Instruction ▸ Search the data below for the word "pour" and copy each line that holds it.

-*-*-

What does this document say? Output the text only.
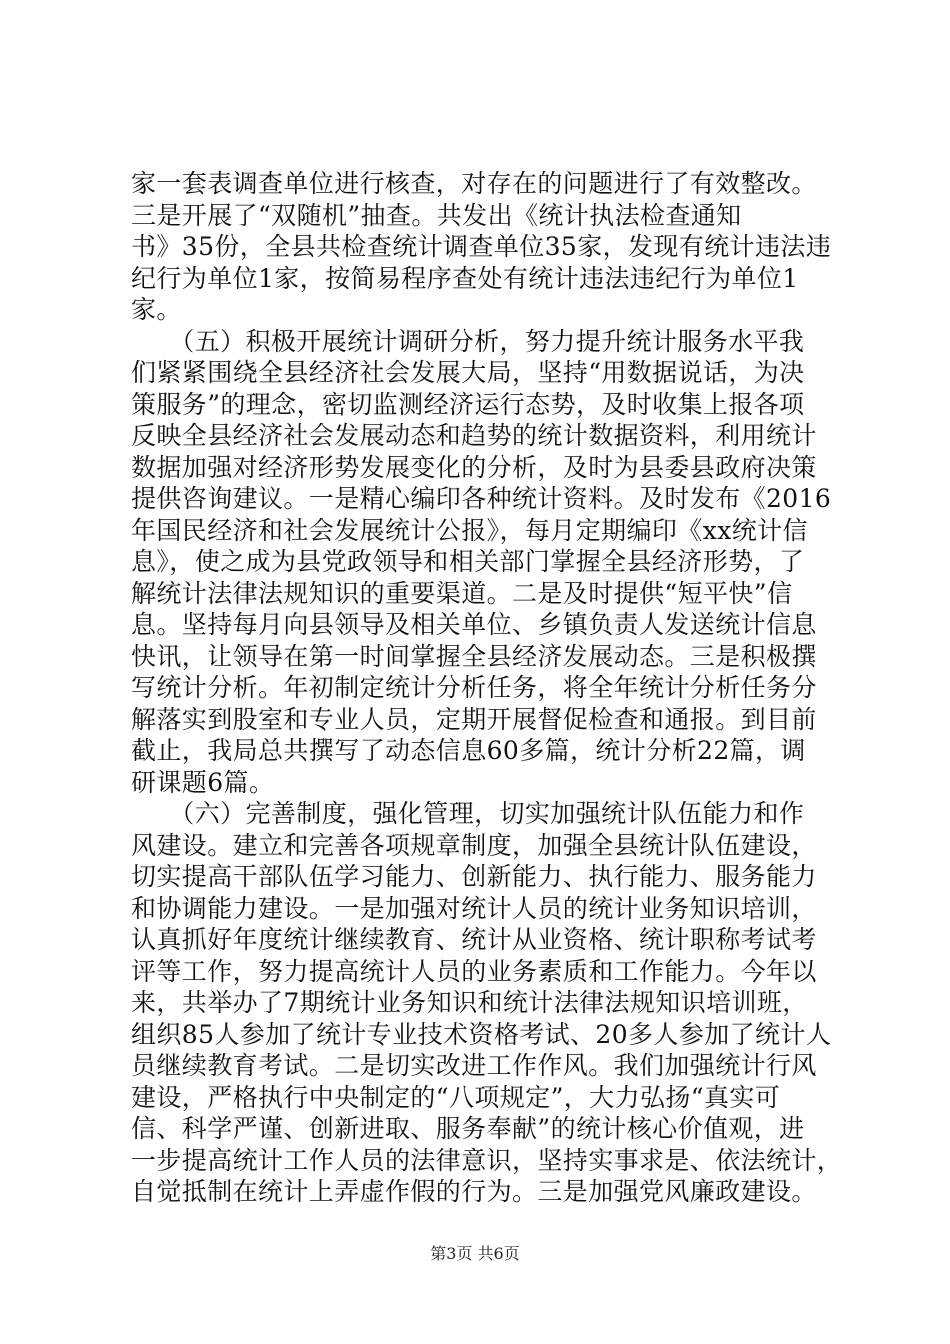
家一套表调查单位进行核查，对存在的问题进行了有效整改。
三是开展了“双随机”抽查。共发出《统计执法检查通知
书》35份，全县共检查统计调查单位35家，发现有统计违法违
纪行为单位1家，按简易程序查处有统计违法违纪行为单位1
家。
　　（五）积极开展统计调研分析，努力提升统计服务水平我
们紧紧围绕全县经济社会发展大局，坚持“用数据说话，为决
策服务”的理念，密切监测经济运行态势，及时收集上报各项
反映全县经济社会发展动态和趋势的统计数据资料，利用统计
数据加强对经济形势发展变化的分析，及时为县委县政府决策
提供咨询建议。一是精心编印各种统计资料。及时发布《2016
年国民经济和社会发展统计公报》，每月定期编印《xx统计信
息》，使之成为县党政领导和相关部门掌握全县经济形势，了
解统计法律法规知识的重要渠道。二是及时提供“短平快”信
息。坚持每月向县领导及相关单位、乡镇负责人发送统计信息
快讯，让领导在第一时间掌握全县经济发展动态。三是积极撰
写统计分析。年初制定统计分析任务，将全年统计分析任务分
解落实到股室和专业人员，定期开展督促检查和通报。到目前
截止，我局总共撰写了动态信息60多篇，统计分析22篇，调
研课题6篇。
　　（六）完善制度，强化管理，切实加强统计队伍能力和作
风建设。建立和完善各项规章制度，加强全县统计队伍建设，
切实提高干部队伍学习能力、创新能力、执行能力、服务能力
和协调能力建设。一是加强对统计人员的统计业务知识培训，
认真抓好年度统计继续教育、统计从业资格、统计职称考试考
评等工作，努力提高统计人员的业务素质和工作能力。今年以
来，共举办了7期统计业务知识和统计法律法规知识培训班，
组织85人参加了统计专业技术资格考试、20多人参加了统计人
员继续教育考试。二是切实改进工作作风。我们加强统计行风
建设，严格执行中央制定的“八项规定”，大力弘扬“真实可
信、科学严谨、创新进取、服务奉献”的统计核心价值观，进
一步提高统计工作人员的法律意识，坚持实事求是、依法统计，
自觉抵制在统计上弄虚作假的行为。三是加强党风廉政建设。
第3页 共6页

-*-*-

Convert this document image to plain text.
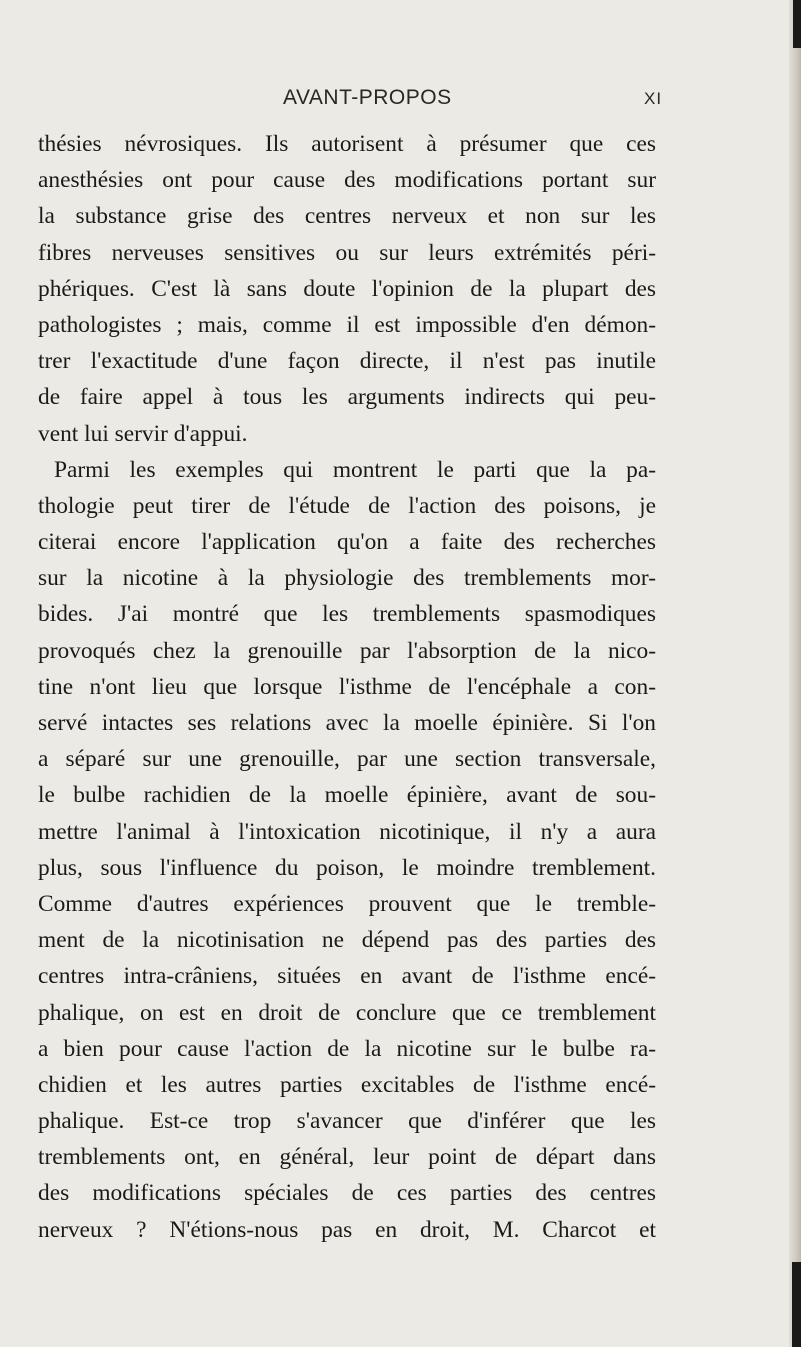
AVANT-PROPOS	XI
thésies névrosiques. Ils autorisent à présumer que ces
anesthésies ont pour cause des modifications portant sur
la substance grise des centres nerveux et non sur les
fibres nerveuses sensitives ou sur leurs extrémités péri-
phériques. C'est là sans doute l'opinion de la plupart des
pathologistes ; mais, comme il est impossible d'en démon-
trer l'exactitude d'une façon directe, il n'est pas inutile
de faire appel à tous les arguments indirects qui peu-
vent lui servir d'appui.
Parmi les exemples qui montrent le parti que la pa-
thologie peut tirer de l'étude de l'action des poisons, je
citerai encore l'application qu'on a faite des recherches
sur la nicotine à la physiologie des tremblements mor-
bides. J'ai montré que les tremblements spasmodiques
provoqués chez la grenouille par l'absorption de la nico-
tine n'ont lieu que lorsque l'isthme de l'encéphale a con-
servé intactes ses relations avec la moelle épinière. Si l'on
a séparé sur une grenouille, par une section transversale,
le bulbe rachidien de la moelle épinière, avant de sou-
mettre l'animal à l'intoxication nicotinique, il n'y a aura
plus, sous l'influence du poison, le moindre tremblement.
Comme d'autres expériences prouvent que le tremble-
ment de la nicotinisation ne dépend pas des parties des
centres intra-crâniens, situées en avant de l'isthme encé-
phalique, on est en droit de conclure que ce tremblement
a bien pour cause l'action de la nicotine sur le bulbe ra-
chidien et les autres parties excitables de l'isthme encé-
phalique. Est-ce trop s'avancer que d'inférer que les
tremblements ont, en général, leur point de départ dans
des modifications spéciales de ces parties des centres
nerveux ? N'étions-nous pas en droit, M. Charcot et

-*-*-

Answer ▸
anesthésies ont pour cause des modifications portant sur
a bien pour cause l'action de la nicotine sur le bulbe ra-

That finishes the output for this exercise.